EXTRACT PROVIDED:
The decision was impetuous: they committed to the space on that first trip in October 2014. The gallery opened the following January. Over the last seven years, they’ve presented 36 shows here of work by artists from Prishtina, the Balkans, and beyond.
Two years ago, they opened a space in Brussels called La Maison de Rendez-Vous in partnership with Misako & Rosen from Japan and Park View/ Paul Soto from Los Angeles. The launch of a second, 250 square meter (2,691 square foot) gallery in Prishtina has coincided with the start of Manifesta.
This larger space is in a former office building—a brutalist structure with conservatory windows on three sides through which leaf-dappled light pours in. A stream of international visitors on the opening week of the biennial is testament to the international reputation LambdaLambdaLambda has built over the years.
Such footfall is atypical. Cultural life in Prishtina is event-driven. Exhibition openings draw big crowds from the local art scene, but casual visits to galleries are rare. Occasionally a group will travel to Kosovo from a European museum or Kunsthalle and pay a visit.
Ritter knew some collectors from her years in Vienna, but from the start it was clear that LambdaLambdaLambda would do almost all its commercial business through art fairs. This autumn the gallery will make its debut at Frieze London, but it has shown at fairs around the world. One of the first was Material Art Fair in Mexico City. At that time “nobody from Kosovo could go to Mexico because the country was not recognized. Now you can, but in 2016 that was not the case,” recalled Isabella. “So apart from art you start to speak about politics in a very interesting way.”
Travel restrictions are a huge issue for Kosovo, and by extension for LambdaLambdaLambda and its artists. Nine years after the end of the Kosovo war, the state declared independence in 2008 from Serbia with the support of the U.S and established itself as a republic. Nevertheless, it remains unrecognized by a handful of countries, most with factional border issues of their own. Travelers must procure an expensive visa to go to the neighboring E.U., and application appointments were reduced during the pandemic.

WORK ORDER:
Write the next part of the article about the LambdaLambdaLambda gallery in Prishtina, beginning after its last sentence.

INFORMATION SHOWN:
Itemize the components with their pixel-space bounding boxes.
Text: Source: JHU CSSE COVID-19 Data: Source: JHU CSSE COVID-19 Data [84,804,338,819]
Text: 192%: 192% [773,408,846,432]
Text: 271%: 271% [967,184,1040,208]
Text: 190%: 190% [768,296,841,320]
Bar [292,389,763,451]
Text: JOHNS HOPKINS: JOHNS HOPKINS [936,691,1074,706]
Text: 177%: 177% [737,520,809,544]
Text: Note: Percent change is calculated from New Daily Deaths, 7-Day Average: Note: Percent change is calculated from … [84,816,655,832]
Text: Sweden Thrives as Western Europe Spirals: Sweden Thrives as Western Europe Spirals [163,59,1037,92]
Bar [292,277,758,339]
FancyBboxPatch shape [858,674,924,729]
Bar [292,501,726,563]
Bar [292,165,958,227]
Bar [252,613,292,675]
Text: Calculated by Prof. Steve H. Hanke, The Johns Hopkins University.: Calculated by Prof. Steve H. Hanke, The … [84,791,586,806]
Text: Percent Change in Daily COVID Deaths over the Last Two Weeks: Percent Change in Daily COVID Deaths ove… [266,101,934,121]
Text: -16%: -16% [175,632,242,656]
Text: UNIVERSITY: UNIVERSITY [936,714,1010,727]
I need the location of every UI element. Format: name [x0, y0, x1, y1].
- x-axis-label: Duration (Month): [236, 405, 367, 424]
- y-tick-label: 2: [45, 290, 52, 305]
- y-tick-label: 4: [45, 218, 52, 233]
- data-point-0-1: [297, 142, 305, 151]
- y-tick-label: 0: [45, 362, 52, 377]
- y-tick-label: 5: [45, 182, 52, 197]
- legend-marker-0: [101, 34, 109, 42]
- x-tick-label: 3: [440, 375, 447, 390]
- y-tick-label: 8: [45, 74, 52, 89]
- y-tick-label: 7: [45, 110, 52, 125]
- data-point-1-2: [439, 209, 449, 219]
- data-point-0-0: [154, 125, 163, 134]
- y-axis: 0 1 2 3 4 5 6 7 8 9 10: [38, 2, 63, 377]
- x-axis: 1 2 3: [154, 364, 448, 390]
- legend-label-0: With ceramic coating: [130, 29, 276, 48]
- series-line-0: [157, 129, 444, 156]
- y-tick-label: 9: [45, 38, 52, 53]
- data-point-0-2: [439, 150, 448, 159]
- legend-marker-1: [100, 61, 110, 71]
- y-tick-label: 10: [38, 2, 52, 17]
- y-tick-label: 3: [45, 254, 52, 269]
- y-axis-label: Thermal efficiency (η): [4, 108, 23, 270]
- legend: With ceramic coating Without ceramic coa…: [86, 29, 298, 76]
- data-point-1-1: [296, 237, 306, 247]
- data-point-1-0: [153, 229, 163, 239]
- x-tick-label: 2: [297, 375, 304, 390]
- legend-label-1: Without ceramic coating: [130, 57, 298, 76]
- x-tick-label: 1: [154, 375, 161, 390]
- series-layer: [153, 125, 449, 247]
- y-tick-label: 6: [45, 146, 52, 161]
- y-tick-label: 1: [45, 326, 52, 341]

RESPONSE BOX:
That process is unpredictable: painter Brilant Milazimi, an artist in LambdaLambdaLambda’s program, was unable to attend his own opening at their Brussels location this May due to lack of a visa. Here, in part, is the answer as to why it took two Austrians to open the first commercial gallery in Prishtina: a Kosovo-born dealer could not travel to fairs, shows, and events with the ease required to keep the gallery commercially viable.
Three of the nine artists represented by the gallery are based in Kosovo, with most others from the Balkans and its diaspora. “We don’t only work with artists from Kosovo: it was important for us not to be ghetto-ized,” said Ritter. She and Schendl want LambdaLambdaLambda to be known for the strength of its program, rather than the “identity politics” of its artists.
This year’s edition of Manifesta is certainly a boost for the gallery: it has drawn international attention to Prishtina and its art scene. LambdaLambdaLambda’s artists are well represented in the exhibition: Performance artist Astrit Ismaili performed to a huge crowd on the opening night and painters Blerta Hashani and Milazimi were both selected for the central exhibition. Dardan Zhegrova, a self-taught sculptor of giant soft voodoo dolls which speak from the chest when embraced, are on view. Work by the latter three greets the crowds in their new space.
Currently, LambdaLambdaLambda is not so much a big fish in a small pond as the only fish. How would they feel if another gallery opened in Prishtina? “It would normalise the idea that people should buy art from commercial galleries because these galleries support the career of the artist,” enthused Schendl. “It would be amazing!”